■ **Given task**:
Find the lines containing the word "JSON" and copy every one of them.

Lines of data
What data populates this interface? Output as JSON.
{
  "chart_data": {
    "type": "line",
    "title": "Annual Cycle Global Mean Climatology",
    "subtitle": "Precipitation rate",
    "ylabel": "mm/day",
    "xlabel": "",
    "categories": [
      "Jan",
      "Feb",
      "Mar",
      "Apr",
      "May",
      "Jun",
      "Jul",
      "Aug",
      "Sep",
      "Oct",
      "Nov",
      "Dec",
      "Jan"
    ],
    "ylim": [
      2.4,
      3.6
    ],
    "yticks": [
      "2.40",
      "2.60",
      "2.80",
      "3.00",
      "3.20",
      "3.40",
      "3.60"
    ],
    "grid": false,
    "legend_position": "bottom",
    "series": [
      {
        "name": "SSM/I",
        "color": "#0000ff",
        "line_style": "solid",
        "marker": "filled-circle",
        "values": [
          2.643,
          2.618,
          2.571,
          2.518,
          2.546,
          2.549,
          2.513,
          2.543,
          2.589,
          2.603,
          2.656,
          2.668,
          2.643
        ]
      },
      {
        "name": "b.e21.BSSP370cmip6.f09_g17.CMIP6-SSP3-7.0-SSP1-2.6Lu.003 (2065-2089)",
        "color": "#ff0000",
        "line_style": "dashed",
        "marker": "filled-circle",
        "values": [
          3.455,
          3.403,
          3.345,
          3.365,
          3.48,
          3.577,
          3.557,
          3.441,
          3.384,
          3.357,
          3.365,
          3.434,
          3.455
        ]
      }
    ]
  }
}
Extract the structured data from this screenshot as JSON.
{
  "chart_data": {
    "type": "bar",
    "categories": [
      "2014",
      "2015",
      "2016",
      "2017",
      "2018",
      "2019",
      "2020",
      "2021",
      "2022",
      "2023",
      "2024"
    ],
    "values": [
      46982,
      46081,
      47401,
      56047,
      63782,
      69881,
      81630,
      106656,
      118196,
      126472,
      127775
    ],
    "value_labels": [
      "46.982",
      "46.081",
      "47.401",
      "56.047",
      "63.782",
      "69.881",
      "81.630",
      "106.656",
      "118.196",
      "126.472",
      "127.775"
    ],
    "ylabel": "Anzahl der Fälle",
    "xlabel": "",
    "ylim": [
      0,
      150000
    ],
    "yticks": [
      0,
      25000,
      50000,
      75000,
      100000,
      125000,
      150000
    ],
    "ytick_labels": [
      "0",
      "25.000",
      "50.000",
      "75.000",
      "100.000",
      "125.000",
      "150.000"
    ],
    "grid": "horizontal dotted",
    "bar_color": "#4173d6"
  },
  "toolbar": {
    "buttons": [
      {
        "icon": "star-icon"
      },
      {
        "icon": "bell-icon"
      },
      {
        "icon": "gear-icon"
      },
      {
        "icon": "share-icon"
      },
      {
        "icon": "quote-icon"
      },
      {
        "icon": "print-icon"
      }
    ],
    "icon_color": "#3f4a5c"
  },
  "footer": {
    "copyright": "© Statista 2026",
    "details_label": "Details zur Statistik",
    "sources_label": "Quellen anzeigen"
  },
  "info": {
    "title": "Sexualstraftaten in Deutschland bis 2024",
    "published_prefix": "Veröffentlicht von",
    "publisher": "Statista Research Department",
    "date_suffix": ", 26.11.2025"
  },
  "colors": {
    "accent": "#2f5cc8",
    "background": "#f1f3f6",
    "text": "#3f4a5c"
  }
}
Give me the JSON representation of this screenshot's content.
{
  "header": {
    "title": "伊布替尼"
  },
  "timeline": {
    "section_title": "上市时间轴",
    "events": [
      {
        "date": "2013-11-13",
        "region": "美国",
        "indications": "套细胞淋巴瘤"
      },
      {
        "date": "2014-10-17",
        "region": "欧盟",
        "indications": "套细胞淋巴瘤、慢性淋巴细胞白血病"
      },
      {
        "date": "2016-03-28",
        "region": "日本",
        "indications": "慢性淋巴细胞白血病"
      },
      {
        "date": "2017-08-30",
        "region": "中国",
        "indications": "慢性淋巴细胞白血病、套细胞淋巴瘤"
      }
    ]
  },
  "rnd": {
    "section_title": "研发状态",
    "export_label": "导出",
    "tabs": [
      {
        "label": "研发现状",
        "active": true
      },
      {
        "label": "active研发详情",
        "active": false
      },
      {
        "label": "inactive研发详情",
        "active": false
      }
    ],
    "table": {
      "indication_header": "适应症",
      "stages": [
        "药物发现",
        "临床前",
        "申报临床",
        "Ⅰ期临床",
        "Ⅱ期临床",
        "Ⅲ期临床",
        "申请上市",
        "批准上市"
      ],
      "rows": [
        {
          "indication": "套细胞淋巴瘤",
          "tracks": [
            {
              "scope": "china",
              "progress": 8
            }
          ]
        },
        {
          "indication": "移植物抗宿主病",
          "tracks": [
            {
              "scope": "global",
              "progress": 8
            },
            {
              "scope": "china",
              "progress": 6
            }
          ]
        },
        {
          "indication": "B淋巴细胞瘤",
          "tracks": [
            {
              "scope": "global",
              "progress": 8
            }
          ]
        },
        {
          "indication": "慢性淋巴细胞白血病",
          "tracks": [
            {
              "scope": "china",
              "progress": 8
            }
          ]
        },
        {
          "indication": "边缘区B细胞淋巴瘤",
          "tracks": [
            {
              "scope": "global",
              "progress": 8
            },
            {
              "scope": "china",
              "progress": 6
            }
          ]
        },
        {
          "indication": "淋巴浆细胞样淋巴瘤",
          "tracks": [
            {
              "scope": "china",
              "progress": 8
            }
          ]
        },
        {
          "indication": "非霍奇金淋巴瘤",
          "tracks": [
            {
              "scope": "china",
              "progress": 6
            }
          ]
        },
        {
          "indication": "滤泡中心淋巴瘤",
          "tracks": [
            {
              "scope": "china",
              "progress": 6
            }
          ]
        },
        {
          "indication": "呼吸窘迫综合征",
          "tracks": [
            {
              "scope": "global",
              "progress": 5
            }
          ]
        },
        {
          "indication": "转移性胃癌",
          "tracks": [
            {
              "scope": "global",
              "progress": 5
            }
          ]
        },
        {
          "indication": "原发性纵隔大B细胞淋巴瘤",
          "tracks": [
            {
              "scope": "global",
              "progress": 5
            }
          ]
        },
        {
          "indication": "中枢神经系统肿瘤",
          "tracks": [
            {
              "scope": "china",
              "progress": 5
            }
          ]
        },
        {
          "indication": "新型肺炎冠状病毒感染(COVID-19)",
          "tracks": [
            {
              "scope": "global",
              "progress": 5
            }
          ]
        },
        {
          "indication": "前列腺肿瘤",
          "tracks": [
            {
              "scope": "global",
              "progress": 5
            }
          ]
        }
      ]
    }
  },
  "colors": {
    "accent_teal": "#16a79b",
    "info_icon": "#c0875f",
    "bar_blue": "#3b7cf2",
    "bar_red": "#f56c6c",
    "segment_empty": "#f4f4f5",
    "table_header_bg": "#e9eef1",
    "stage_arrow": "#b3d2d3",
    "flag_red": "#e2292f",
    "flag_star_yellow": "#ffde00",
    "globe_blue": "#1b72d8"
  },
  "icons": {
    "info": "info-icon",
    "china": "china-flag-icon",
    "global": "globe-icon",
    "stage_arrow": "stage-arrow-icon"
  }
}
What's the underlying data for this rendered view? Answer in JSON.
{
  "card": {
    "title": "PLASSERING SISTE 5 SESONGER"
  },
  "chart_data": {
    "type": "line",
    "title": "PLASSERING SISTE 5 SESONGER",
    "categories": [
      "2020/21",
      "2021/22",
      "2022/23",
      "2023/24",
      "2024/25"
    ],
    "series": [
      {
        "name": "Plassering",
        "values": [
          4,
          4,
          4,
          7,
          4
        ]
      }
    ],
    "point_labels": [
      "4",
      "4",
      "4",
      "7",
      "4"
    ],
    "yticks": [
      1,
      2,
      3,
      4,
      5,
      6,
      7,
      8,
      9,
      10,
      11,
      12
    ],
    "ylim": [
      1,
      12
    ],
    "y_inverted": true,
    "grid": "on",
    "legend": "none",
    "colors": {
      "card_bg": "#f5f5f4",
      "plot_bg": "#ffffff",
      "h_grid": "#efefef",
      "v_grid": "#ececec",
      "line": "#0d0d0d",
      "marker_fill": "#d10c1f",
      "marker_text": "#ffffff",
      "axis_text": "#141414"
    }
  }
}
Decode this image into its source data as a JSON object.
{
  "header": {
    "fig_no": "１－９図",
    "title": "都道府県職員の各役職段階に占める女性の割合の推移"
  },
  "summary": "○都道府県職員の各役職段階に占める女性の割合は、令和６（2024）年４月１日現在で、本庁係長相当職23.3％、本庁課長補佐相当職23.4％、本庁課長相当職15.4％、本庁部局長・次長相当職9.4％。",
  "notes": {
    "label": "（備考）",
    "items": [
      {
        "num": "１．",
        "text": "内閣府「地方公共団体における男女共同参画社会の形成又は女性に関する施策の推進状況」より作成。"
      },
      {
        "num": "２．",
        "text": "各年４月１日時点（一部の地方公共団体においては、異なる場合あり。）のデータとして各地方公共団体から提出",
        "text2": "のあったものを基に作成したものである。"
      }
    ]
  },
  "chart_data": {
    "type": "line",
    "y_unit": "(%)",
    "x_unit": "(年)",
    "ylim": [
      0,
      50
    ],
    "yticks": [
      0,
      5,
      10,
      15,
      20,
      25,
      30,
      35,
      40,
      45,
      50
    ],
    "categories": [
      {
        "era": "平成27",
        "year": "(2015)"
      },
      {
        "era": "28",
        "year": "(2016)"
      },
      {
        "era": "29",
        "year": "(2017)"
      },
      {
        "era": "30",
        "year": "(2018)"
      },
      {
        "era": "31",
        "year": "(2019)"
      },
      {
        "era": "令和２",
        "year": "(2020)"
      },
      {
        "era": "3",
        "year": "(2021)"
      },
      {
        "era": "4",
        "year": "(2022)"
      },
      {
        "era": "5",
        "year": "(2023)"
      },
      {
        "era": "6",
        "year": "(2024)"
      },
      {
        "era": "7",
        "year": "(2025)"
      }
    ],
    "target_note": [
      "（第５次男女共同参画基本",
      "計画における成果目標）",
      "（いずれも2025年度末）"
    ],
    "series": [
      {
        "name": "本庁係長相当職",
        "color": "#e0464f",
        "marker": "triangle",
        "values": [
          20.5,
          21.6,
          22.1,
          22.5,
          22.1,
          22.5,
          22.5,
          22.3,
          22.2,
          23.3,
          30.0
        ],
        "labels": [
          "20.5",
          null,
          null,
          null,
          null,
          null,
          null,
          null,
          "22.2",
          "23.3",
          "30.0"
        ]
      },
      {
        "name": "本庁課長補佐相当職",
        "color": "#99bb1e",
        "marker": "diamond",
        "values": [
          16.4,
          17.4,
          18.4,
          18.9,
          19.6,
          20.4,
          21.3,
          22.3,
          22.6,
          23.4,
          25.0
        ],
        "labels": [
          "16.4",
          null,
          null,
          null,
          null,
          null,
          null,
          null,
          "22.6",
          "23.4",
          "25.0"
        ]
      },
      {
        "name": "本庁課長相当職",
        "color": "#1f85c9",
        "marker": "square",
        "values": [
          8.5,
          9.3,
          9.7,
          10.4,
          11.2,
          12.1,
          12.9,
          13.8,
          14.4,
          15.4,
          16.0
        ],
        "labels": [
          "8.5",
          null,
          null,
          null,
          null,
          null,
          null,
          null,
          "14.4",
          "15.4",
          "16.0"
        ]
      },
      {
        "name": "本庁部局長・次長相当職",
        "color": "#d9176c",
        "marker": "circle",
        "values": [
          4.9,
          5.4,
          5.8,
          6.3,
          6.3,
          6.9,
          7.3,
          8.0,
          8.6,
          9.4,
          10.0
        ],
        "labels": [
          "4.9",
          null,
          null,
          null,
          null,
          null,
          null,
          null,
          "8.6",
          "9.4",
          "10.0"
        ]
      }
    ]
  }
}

■ **Full response**:
What data populates this interface? Output as JSON.
Extract the structured data from this screenshot as JSON.
Give me the JSON representation of this screenshot's content.
What's the underlying data for this rendered view? Answer in JSON.
Decode this image into its source data as a JSON object.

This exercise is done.